**STATED PROBLEM:**
Isolate every line in the records below with "maîtres" in it.

++++ WORKING DATA ++++

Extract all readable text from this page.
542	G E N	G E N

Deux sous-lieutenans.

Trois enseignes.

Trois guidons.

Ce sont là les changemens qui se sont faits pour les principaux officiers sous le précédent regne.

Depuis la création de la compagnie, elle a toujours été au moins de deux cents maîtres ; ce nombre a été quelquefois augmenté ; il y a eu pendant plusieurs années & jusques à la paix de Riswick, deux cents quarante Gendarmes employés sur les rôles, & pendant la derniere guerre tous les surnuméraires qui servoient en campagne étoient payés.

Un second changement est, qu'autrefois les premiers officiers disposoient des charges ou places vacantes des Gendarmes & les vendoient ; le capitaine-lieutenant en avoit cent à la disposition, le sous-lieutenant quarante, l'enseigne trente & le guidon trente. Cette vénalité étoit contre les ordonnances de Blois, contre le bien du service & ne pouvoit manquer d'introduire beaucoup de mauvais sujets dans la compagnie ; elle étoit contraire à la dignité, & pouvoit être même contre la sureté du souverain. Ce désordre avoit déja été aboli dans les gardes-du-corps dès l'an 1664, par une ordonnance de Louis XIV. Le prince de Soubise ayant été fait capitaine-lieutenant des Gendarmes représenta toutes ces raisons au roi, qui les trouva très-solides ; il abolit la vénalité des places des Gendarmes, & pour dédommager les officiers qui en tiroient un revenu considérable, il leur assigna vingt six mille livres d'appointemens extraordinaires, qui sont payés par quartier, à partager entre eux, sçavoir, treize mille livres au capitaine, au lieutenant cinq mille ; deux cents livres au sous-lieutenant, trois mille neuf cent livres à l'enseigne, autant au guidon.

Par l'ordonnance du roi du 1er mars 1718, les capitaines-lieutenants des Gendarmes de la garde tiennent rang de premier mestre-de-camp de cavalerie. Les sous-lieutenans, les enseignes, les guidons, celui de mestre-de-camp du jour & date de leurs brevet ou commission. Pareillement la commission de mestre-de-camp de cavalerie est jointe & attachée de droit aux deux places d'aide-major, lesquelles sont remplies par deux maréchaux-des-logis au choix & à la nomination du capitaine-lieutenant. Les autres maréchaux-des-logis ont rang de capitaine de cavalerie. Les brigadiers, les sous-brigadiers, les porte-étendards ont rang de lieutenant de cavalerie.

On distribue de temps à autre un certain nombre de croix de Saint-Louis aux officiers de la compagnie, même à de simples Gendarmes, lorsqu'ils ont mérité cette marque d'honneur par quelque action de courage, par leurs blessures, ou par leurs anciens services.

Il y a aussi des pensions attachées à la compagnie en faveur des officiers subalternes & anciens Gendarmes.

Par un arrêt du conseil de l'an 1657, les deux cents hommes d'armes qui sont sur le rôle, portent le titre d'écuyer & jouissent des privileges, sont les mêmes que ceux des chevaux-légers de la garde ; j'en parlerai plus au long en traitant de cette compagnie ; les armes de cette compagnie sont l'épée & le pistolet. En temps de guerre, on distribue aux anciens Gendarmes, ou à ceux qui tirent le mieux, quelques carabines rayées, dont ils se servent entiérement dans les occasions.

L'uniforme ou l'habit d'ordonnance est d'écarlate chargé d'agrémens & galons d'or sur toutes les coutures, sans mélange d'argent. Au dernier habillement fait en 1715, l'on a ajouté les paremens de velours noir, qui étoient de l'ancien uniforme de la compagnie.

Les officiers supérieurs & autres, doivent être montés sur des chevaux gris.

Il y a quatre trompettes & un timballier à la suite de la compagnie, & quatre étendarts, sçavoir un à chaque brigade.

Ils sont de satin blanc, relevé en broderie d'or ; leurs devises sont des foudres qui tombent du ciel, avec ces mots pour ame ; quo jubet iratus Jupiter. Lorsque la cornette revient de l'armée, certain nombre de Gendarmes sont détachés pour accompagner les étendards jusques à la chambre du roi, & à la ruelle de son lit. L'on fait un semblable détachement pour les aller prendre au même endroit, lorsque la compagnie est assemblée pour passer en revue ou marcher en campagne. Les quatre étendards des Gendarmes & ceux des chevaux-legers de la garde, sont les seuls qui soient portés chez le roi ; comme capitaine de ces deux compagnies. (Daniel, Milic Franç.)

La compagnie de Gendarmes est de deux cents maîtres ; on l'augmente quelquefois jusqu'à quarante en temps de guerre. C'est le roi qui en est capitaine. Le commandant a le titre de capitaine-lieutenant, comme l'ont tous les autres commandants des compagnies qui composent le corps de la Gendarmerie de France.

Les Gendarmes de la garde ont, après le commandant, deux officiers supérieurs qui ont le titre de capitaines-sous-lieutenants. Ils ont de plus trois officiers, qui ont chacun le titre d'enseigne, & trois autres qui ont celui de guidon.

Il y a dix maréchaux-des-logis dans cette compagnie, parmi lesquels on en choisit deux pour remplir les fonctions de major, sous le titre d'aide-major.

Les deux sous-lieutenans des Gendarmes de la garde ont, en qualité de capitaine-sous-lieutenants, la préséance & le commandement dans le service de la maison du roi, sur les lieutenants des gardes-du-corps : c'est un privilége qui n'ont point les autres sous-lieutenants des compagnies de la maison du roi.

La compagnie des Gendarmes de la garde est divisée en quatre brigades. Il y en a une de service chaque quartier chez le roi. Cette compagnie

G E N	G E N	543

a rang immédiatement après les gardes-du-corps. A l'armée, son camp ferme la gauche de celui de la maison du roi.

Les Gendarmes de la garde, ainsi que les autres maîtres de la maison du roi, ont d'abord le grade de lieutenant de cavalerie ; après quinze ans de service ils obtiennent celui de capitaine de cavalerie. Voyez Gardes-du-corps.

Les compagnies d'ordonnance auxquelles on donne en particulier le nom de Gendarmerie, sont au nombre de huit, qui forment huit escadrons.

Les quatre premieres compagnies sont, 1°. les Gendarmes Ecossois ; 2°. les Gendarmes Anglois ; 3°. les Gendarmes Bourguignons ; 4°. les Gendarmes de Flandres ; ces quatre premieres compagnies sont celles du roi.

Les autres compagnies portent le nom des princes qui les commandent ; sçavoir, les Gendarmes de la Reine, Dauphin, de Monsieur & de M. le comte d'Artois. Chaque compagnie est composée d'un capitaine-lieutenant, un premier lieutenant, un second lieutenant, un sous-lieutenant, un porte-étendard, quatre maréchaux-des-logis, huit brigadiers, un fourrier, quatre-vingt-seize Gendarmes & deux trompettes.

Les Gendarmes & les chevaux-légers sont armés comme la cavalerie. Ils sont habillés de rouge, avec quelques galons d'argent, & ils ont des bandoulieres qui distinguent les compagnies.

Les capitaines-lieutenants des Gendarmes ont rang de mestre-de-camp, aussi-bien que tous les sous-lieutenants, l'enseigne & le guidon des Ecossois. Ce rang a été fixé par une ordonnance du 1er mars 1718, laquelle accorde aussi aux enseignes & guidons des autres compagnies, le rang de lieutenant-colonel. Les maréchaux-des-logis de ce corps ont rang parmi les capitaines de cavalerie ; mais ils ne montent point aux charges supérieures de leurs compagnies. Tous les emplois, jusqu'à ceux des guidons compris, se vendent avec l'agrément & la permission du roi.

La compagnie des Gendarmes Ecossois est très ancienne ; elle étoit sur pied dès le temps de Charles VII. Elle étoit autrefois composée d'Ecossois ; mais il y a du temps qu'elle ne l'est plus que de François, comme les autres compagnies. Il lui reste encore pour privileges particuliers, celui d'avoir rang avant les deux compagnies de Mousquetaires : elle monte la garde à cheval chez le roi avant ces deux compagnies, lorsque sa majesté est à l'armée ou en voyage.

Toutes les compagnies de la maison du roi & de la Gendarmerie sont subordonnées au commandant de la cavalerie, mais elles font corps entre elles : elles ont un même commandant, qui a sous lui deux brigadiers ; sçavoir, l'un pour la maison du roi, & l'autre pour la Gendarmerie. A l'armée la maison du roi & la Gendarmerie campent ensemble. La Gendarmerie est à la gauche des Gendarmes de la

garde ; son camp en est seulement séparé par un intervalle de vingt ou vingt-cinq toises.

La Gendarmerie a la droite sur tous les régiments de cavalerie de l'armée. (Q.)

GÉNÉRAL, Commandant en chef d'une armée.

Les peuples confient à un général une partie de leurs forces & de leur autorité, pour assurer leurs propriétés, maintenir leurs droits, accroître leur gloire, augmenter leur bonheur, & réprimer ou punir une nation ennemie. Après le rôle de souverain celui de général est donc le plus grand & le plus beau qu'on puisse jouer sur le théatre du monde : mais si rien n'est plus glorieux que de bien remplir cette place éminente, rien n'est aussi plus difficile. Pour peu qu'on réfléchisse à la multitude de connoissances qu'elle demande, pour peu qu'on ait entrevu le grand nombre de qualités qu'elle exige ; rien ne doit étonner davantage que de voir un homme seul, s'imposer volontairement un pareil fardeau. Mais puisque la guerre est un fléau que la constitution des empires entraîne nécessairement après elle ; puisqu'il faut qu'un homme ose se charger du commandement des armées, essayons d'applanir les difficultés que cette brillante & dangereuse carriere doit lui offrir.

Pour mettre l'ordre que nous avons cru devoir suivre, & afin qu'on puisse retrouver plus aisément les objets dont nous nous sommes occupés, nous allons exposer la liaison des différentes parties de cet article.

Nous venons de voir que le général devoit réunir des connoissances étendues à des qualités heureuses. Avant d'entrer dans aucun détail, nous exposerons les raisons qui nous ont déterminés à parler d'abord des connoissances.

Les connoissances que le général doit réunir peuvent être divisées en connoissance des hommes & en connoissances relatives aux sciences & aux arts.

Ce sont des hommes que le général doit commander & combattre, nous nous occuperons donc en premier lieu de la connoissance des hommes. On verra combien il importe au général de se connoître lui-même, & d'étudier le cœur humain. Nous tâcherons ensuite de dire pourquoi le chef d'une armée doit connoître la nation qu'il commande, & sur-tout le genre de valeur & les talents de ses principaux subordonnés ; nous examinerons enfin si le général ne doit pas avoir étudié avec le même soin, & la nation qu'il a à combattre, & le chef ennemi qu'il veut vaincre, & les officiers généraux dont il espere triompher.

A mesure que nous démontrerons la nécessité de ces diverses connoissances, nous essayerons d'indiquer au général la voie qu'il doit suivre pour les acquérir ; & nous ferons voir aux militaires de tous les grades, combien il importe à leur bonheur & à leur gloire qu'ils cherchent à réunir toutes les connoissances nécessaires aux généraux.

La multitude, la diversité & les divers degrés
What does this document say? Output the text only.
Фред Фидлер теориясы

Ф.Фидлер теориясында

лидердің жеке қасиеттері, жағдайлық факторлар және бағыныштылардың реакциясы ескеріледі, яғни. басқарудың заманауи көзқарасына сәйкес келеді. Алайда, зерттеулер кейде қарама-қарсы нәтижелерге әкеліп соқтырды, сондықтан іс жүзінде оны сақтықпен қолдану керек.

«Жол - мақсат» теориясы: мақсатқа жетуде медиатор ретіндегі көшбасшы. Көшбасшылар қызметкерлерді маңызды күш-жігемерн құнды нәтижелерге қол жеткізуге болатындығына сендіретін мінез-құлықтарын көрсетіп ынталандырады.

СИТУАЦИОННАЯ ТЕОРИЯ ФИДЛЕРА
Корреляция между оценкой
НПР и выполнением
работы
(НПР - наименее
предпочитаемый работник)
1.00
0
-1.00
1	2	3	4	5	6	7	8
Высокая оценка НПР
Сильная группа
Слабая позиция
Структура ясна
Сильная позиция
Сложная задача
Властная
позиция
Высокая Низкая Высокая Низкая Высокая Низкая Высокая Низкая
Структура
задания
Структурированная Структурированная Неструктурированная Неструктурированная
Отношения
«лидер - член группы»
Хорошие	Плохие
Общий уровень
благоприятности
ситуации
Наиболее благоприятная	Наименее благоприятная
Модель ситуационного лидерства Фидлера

++++

**RESPONSE:**
Depuis la création de la compagnie, elle a toujours été au moins de deux cents maîtres ; ce nombre a été quelquefois augmenté ; il y a eu pendant plusieurs années & jusques à la paix de Riswick, deux cents quarante Gendarmes employés sur les rôles, & pendant la derniere guerre tous les surnuméraires qui servoient en campagne étoient payés.
La compagnie de Gendarmes est de deux cents maîtres ; on l'augmente quelquefois jusqu'à quarante en temps de guerre. C'est le roi qui en est capitaine. Le commandant a le titre de capitaine-lieutenant, comme l'ont tous les autres commandants des compagnies qui composent le corps de la Gendarmerie de France.
Les Gendarmes de la garde, ainsi que les autres maîtres de la maison du roi, ont d'abord le grade de lieutenant de cavalerie ; après quinze ans de service ils obtiennent celui de capitaine de cavalerie. Voyez Gardes-du-corps.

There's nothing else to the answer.